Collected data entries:
--*--
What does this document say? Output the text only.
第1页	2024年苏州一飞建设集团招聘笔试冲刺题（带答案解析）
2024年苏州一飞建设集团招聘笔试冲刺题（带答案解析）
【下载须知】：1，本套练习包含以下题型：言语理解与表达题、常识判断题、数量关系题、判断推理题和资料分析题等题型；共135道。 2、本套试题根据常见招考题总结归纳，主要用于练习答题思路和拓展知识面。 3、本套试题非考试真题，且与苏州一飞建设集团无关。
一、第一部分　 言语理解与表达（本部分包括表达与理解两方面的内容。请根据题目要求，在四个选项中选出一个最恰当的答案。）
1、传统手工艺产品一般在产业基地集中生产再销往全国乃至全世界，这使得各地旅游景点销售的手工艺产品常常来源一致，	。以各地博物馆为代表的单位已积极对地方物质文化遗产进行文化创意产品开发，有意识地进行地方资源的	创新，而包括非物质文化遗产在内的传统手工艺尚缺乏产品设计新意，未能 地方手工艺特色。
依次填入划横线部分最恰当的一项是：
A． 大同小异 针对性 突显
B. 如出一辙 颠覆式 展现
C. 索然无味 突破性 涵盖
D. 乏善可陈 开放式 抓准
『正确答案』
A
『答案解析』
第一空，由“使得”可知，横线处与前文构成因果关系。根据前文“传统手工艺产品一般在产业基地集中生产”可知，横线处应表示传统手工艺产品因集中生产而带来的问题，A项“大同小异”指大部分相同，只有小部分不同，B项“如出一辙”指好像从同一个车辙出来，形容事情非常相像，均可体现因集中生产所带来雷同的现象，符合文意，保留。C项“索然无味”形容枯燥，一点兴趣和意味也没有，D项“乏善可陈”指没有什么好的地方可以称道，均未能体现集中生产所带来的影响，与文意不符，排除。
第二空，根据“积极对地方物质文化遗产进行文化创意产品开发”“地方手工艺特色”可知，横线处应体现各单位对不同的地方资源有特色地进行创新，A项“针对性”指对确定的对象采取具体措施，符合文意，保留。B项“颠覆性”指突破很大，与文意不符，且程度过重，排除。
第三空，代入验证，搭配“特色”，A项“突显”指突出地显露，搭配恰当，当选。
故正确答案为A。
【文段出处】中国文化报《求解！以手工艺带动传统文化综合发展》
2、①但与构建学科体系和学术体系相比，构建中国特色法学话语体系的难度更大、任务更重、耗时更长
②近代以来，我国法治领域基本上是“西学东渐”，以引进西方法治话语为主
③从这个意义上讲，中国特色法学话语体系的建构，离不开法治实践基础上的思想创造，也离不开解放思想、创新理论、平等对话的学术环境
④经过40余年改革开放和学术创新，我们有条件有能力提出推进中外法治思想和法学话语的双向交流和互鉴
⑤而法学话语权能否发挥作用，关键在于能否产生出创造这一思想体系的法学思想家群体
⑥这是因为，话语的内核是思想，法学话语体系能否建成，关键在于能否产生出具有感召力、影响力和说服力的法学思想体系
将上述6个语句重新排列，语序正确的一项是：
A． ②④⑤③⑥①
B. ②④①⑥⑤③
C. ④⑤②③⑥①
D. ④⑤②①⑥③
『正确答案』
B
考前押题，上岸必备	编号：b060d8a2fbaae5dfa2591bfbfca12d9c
--*--
EXERCISE BRIEF:
Copy all the entries verbatim.

THE ANSWER:
What does this document say? Output the text only.
第1页	2024年苏州一飞建设集团招聘笔试冲刺题（带答案解析）
2024年苏州一飞建设集团招聘笔试冲刺题（带答案解析）
【下载须知】：1，本套练习包含以下题型：言语理解与表达题、常识判断题、数量关系题、判断推理题和资料分析题等题型；共135道。 2、本套试题根据常见招考题总结归纳，主要用于练习答题思路和拓展知识面。 3、本套试题非考试真题，且与苏州一飞建设集团无关。
一、第一部分　 言语理解与表达（本部分包括表达与理解两方面的内容。请根据题目要求，在四个选项中选出一个最恰当的答案。）
1、传统手工艺产品一般在产业基地集中生产再销往全国乃至全世界，这使得各地旅游景点销售的手工艺产品常常来源一致，	。以各地博物馆为代表的单位已积极对地方物质文化遗产进行文化创意产品开发，有意识地进行地方资源的	创新，而包括非物质文化遗产在内的传统手工艺尚缺乏产品设计新意，未能 地方手工艺特色。
依次填入划横线部分最恰当的一项是：
A． 大同小异 针对性 突显
B. 如出一辙 颠覆式 展现
C. 索然无味 突破性 涵盖
D. 乏善可陈 开放式 抓准
『正确答案』
A
『答案解析』
第一空，由“使得”可知，横线处与前文构成因果关系。根据前文“传统手工艺产品一般在产业基地集中生产”可知，横线处应表示传统手工艺产品因集中生产而带来的问题，A项“大同小异”指大部分相同，只有小部分不同，B项“如出一辙”指好像从同一个车辙出来，形容事情非常相像，均可体现因集中生产所带来雷同的现象，符合文意，保留。C项“索然无味”形容枯燥，一点兴趣和意味也没有，D项“乏善可陈”指没有什么好的地方可以称道，均未能体现集中生产所带来的影响，与文意不符，排除。
第二空，根据“积极对地方物质文化遗产进行文化创意产品开发”“地方手工艺特色”可知，横线处应体现各单位对不同的地方资源有特色地进行创新，A项“针对性”指对确定的对象采取具体措施，符合文意，保留。B项“颠覆性”指突破很大，与文意不符，且程度过重，排除。
第三空，代入验证，搭配“特色”，A项“突显”指突出地显露，搭配恰当，当选。
故正确答案为A。
【文段出处】中国文化报《求解！以手工艺带动传统文化综合发展》
2、①但与构建学科体系和学术体系相比，构建中国特色法学话语体系的难度更大、任务更重、耗时更长
②近代以来，我国法治领域基本上是“西学东渐”，以引进西方法治话语为主
③从这个意义上讲，中国特色法学话语体系的建构，离不开法治实践基础上的思想创造，也离不开解放思想、创新理论、平等对话的学术环境
④经过40余年改革开放和学术创新，我们有条件有能力提出推进中外法治思想和法学话语的双向交流和互鉴
⑤而法学话语权能否发挥作用，关键在于能否产生出创造这一思想体系的法学思想家群体
⑥这是因为，话语的内核是思想，法学话语体系能否建成，关键在于能否产生出具有感召力、影响力和说服力的法学思想体系
将上述6个语句重新排列，语序正确的一项是：
A． ②④⑤③⑥①
B. ②④①⑥⑤③
C. ④⑤②③⑥①
D. ④⑤②①⑥③
『正确答案』
B
考前押题，上岸必备	编号：b060d8a2fbaae5dfa2591bfbfca12d9c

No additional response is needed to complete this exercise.